**WHAT YOU WILL DO**
Each entry below is to be written out exactly, and the pictures are to be left out.
##### DATA FOR THIS EXERCISE #####
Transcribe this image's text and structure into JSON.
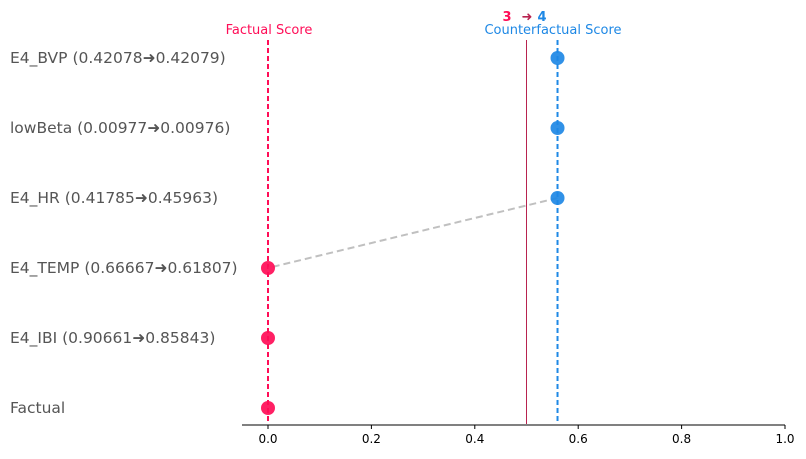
{
  "chart_data": {
    "type": "scatter",
    "header": {
      "factual_label": "Factual Score",
      "counterfactual_label": "Counterfactual Score",
      "class_from": "3",
      "arrow": "➜",
      "class_to": "4"
    },
    "rows": [
      {
        "label": "E4_BVP (0.42078➜0.42079)",
        "x": 0.56
      },
      {
        "label": "lowBeta (0.00977➜0.00976)",
        "x": 0.56
      },
      {
        "label": "E4_HR (0.41785➜0.45963)",
        "x": 0.56
      },
      {
        "label": "E4_TEMP (0.66667➜0.61807)",
        "x": 0.0
      },
      {
        "label": "E4_IBI (0.90661➜0.85843)",
        "x": 0.0
      },
      {
        "label": "Factual",
        "x": 0.0
      }
    ],
    "factual_score": 0.0,
    "counterfactual_score": 0.56,
    "threshold": 0.5,
    "xlim": [
      -0.05,
      1.0
    ],
    "xticks": [
      "0.0",
      "0.2",
      "0.4",
      "0.6",
      "0.8",
      "1.0"
    ],
    "grid": false,
    "colors": {
      "factual": "#ff0d57",
      "counterfactual": "#1e88e5",
      "threshold": "#b8234f",
      "connector": "#c0c0c0",
      "label_text": "#555555"
    }
  }
}
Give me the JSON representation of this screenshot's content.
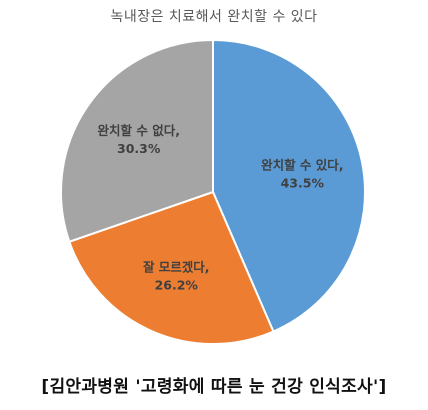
{
  "chart_data": {
    "type": "pie",
    "title": "녹내장은 치료해서 완치할 수 있다",
    "slices": [
      {
        "label": "완치할 수 있다,",
        "value": 43.5,
        "value_label": "43.5%",
        "color": "#5B9BD5"
      },
      {
        "label": "잘 모르겠다,",
        "value": 26.2,
        "value_label": "26.2%",
        "color": "#ED7D31"
      },
      {
        "label": "완치할 수 없다,",
        "value": 30.3,
        "value_label": "30.3%",
        "color": "#A5A5A5"
      }
    ],
    "start_angle": "12 o'clock",
    "direction": "clockwise",
    "legend": "none"
  },
  "footer": {
    "caption": "[김안과병원 '고령화에 따른 눈 건강 인식조사']"
  }
}
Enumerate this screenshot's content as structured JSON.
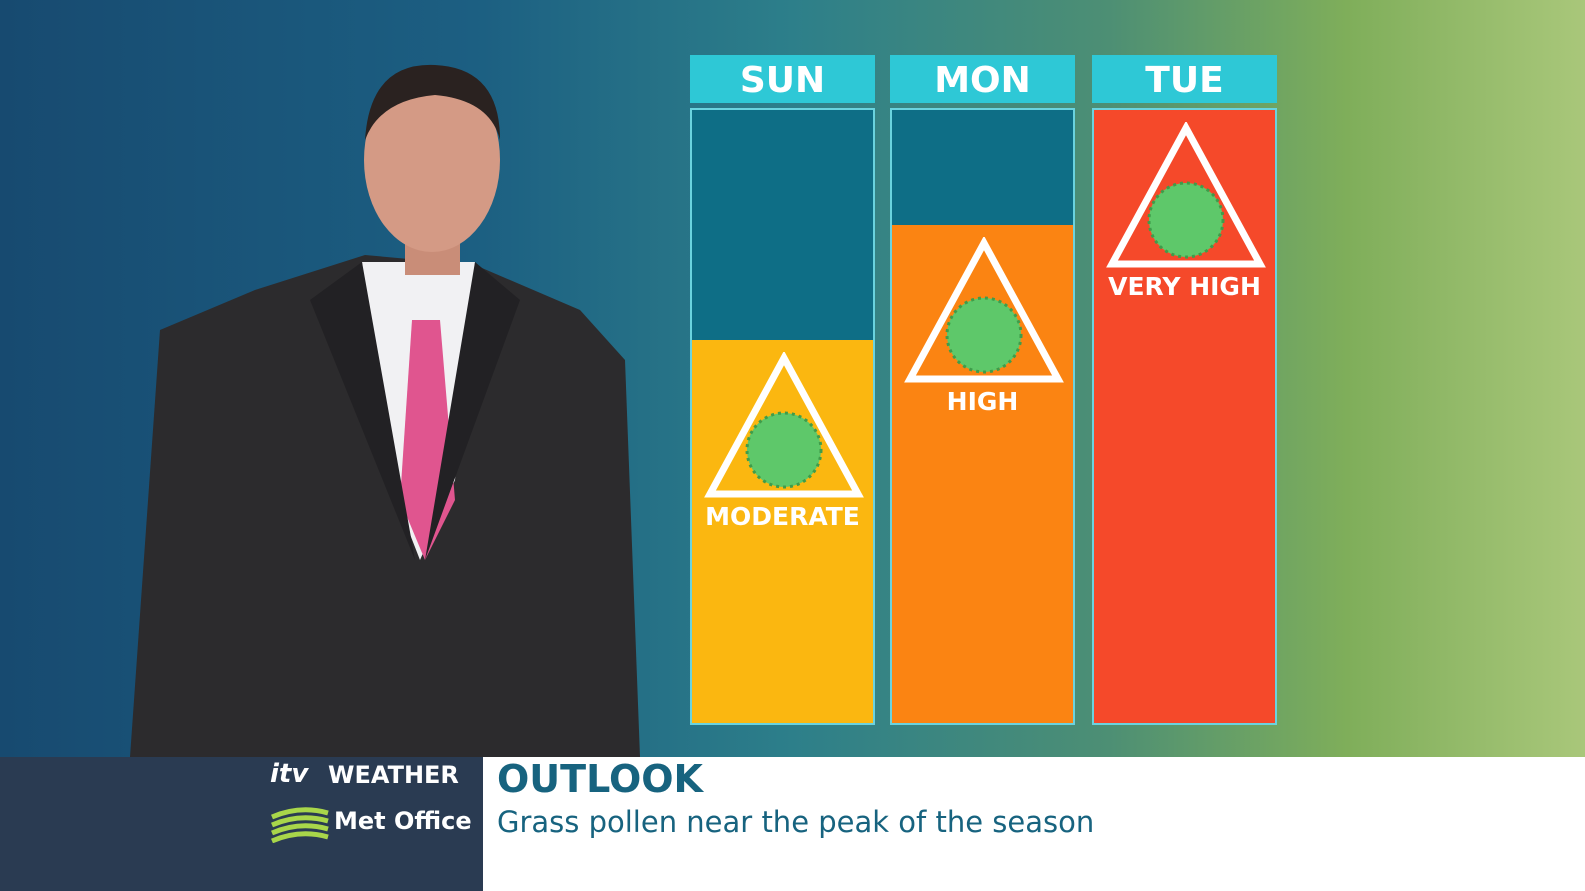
{
  "branding": {
    "logo": "itv",
    "channel": "WEATHER",
    "partner": "Met Office"
  },
  "caption": {
    "title": "OUTLOOK",
    "subtitle": "Grass pollen near the peak of the season"
  },
  "forecast": [
    {
      "day": "SUN",
      "level": "MODERATE"
    },
    {
      "day": "MON",
      "level": "HIGH"
    },
    {
      "day": "TUE",
      "level": "VERY HIGH"
    }
  ]
}
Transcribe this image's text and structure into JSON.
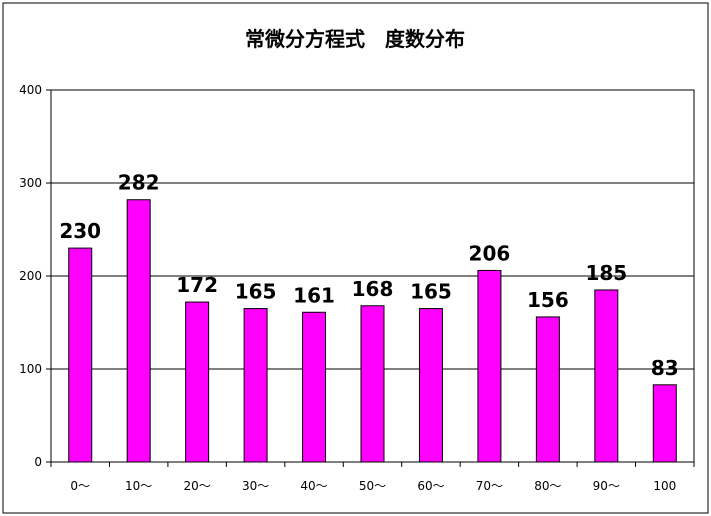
{
  "chart_data": {
    "type": "bar",
    "title": "常微分方程式　度数分布",
    "xlabel": "",
    "ylabel": "",
    "categories": [
      "0～",
      "10～",
      "20～",
      "30～",
      "40～",
      "50～",
      "60～",
      "70～",
      "80～",
      "90～",
      "100"
    ],
    "values": [
      230,
      282,
      172,
      165,
      161,
      168,
      165,
      206,
      156,
      185,
      83
    ],
    "ylim": [
      0,
      400
    ],
    "yticks": [
      0,
      100,
      200,
      300,
      400
    ],
    "grid": true,
    "legend": "none",
    "bar_color": "#ff00ff",
    "bar_border_color": "#000000",
    "data_labels": true
  }
}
#####
**EXERCISE RESULT**
Transcribe this image's text and structure into JSON.
{
  "chart_data": {
    "type": "scatter",
    "header": {
      "factual_label": "Factual Score",
      "counterfactual_label": "Counterfactual Score",
      "class_from": "3",
      "arrow": "➜",
      "class_to": "4"
    },
    "rows": [
      {
        "label": "E4_BVP (0.42078➜0.42079)",
        "x": 0.56
      },
      {
        "label": "lowBeta (0.00977➜0.00976)",
        "x": 0.56
      },
      {
        "label": "E4_HR (0.41785➜0.45963)",
        "x": 0.56
      },
      {
        "label": "E4_TEMP (0.66667➜0.61807)",
        "x": 0.0
      },
      {
        "label": "E4_IBI (0.90661➜0.85843)",
        "x": 0.0
      },
      {
        "label": "Factual",
        "x": 0.0
      }
    ],
    "factual_score": 0.0,
    "counterfactual_score": 0.56,
    "threshold": 0.5,
    "xlim": [
      -0.05,
      1.0
    ],
    "xticks": [
      "0.0",
      "0.2",
      "0.4",
      "0.6",
      "0.8",
      "1.0"
    ],
    "grid": false,
    "colors": {
      "factual": "#ff0d57",
      "counterfactual": "#1e88e5",
      "threshold": "#b8234f",
      "connector": "#c0c0c0",
      "label_text": "#555555"
    }
  }
}
Give me the JSON representation of this screenshot's content.
{
  "chart_data": {
    "type": "pie",
    "title": "녹내장은 치료해서 완치할 수 있다",
    "slices": [
      {
        "label": "완치할 수 있다,",
        "value": 43.5,
        "value_label": "43.5%",
        "color": "#5B9BD5"
      },
      {
        "label": "잘 모르겠다,",
        "value": 26.2,
        "value_label": "26.2%",
        "color": "#ED7D31"
      },
      {
        "label": "완치할 수 없다,",
        "value": 30.3,
        "value_label": "30.3%",
        "color": "#A5A5A5"
      }
    ],
    "start_angle": "12 o'clock",
    "direction": "clockwise",
    "legend": "none"
  },
  "footer": {
    "caption": "[김안과병원 '고령화에 따른 눈 건강 인식조사']"
  }
}
Enumerate this screenshot's content as structured JSON.
{
  "branding": {
    "logo": "itv",
    "channel": "WEATHER",
    "partner": "Met Office"
  },
  "caption": {
    "title": "OUTLOOK",
    "subtitle": "Grass pollen near the peak of the season"
  },
  "forecast": [
    {
      "day": "SUN",
      "level": "MODERATE"
    },
    {
      "day": "MON",
      "level": "HIGH"
    },
    {
      "day": "TUE",
      "level": "VERY HIGH"
    }
  ]
}
Transcribe this image's text and structure into JSON.
{
  "chart_data": {
    "type": "bar",
    "title": "常微分方程式　度数分布",
    "xlabel": "",
    "ylabel": "",
    "categories": [
      "0～",
      "10～",
      "20～",
      "30～",
      "40～",
      "50～",
      "60～",
      "70～",
      "80～",
      "90～",
      "100"
    ],
    "values": [
      230,
      282,
      172,
      165,
      161,
      168,
      165,
      206,
      156,
      185,
      83
    ],
    "ylim": [
      0,
      400
    ],
    "yticks": [
      0,
      100,
      200,
      300,
      400
    ],
    "grid": true,
    "legend": "none",
    "bar_color": "#ff00ff",
    "bar_border_color": "#000000",
    "data_labels": true
  }
}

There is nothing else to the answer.